**Dataset records**
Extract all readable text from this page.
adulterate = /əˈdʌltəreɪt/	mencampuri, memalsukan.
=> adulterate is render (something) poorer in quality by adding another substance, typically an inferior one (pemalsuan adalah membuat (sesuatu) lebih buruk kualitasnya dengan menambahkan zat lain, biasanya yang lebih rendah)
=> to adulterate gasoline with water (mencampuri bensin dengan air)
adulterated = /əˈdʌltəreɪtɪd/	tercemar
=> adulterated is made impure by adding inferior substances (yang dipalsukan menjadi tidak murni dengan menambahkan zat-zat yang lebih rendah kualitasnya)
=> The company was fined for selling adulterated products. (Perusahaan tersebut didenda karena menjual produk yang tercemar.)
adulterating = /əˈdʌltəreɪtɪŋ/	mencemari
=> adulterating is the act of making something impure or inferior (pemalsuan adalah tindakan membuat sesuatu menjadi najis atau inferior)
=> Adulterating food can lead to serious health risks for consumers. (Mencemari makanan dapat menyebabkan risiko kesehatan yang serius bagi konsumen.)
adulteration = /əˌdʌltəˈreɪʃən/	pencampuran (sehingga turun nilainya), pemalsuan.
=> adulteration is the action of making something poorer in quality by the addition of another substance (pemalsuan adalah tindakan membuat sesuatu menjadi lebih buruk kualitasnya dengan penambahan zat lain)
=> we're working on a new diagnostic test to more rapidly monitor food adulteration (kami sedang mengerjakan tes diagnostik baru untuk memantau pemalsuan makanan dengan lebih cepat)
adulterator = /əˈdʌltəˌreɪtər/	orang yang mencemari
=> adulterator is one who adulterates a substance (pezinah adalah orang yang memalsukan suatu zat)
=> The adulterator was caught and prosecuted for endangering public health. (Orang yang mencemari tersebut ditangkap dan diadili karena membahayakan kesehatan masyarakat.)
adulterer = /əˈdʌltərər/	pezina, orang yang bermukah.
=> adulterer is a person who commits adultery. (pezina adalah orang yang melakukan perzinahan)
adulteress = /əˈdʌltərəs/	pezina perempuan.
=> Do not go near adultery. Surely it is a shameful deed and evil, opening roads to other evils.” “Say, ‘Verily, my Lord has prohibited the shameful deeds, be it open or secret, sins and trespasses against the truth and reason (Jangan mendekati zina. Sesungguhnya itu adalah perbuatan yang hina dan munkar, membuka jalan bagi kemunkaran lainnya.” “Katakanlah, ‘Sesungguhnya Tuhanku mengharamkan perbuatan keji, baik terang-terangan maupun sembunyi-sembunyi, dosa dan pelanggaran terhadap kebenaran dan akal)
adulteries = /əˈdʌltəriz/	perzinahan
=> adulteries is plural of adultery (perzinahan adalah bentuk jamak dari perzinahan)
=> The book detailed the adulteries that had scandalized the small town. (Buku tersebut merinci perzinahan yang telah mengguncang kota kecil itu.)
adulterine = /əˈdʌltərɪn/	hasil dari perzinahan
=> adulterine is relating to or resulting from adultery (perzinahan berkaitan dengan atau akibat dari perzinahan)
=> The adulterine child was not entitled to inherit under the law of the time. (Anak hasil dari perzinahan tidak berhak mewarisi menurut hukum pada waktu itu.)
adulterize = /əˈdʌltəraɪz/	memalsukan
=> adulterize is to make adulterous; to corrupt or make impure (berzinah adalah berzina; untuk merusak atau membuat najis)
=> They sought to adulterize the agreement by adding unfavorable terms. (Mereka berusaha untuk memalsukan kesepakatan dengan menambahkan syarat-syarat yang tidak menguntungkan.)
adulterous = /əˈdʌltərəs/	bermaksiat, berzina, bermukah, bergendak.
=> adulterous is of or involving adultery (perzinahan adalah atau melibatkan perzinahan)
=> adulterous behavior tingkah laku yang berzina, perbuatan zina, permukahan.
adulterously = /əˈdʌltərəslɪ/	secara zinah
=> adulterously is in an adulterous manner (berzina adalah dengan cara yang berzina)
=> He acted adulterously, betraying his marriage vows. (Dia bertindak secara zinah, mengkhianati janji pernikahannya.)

**Written task**
Return each line of the records above exactly as it reads.

**Expected output**
Extract all readable text from this page.
adulterate = /əˈdʌltəreɪt/	mencampuri, memalsukan.
=> adulterate is render (something) poorer in quality by adding another substance, typically an inferior one (pemalsuan adalah membuat (sesuatu) lebih buruk kualitasnya dengan menambahkan zat lain, biasanya yang lebih rendah)
=> to adulterate gasoline with water (mencampuri bensin dengan air)
adulterated = /əˈdʌltəreɪtɪd/	tercemar
=> adulterated is made impure by adding inferior substances (yang dipalsukan menjadi tidak murni dengan menambahkan zat-zat yang lebih rendah kualitasnya)
=> The company was fined for selling adulterated products. (Perusahaan tersebut didenda karena menjual produk yang tercemar.)
adulterating = /əˈdʌltəreɪtɪŋ/	mencemari
=> adulterating is the act of making something impure or inferior (pemalsuan adalah tindakan membuat sesuatu menjadi najis atau inferior)
=> Adulterating food can lead to serious health risks for consumers. (Mencemari makanan dapat menyebabkan risiko kesehatan yang serius bagi konsumen.)
adulteration = /əˌdʌltəˈreɪʃən/	pencampuran (sehingga turun nilainya), pemalsuan.
=> adulteration is the action of making something poorer in quality by the addition of another substance (pemalsuan adalah tindakan membuat sesuatu menjadi lebih buruk kualitasnya dengan penambahan zat lain)
=> we're working on a new diagnostic test to more rapidly monitor food adulteration (kami sedang mengerjakan tes diagnostik baru untuk memantau pemalsuan makanan dengan lebih cepat)
adulterator = /əˈdʌltəˌreɪtər/	orang yang mencemari
=> adulterator is one who adulterates a substance (pezinah adalah orang yang memalsukan suatu zat)
=> The adulterator was caught and prosecuted for endangering public health. (Orang yang mencemari tersebut ditangkap dan diadili karena membahayakan kesehatan masyarakat.)
adulterer = /əˈdʌltərər/	pezina, orang yang bermukah.
=> adulterer is a person who commits adultery. (pezina adalah orang yang melakukan perzinahan)
adulteress = /əˈdʌltərəs/	pezina perempuan.
=> Do not go near adultery. Surely it is a shameful deed and evil, opening roads to other evils.” “Say, ‘Verily, my Lord has prohibited the shameful deeds, be it open or secret, sins and trespasses against the truth and reason (Jangan mendekati zina. Sesungguhnya itu adalah perbuatan yang hina dan munkar, membuka jalan bagi kemunkaran lainnya.” “Katakanlah, ‘Sesungguhnya Tuhanku mengharamkan perbuatan keji, baik terang-terangan maupun sembunyi-sembunyi, dosa dan pelanggaran terhadap kebenaran dan akal)
adulteries = /əˈdʌltəriz/	perzinahan
=> adulteries is plural of adultery (perzinahan adalah bentuk jamak dari perzinahan)
=> The book detailed the adulteries that had scandalized the small town. (Buku tersebut merinci perzinahan yang telah mengguncang kota kecil itu.)
adulterine = /əˈdʌltərɪn/	hasil dari perzinahan
=> adulterine is relating to or resulting from adultery (perzinahan berkaitan dengan atau akibat dari perzinahan)
=> The adulterine child was not entitled to inherit under the law of the time. (Anak hasil dari perzinahan tidak berhak mewarisi menurut hukum pada waktu itu.)
adulterize = /əˈdʌltəraɪz/	memalsukan
=> adulterize is to make adulterous; to corrupt or make impure (berzinah adalah berzina; untuk merusak atau membuat najis)
=> They sought to adulterize the agreement by adding unfavorable terms. (Mereka berusaha untuk memalsukan kesepakatan dengan menambahkan syarat-syarat yang tidak menguntungkan.)
adulterous = /əˈdʌltərəs/	bermaksiat, berzina, bermukah, bergendak.
=> adulterous is of or involving adultery (perzinahan adalah atau melibatkan perzinahan)
=> adulterous behavior tingkah laku yang berzina, perbuatan zina, permukahan.
adulterously = /əˈdʌltərəslɪ/	secara zinah
=> adulterously is in an adulterous manner (berzina adalah dengan cara yang berzina)
=> He acted adulterously, betraying his marriage vows. (Dia bertindak secara zinah, mengkhianati janji pernikahannya.)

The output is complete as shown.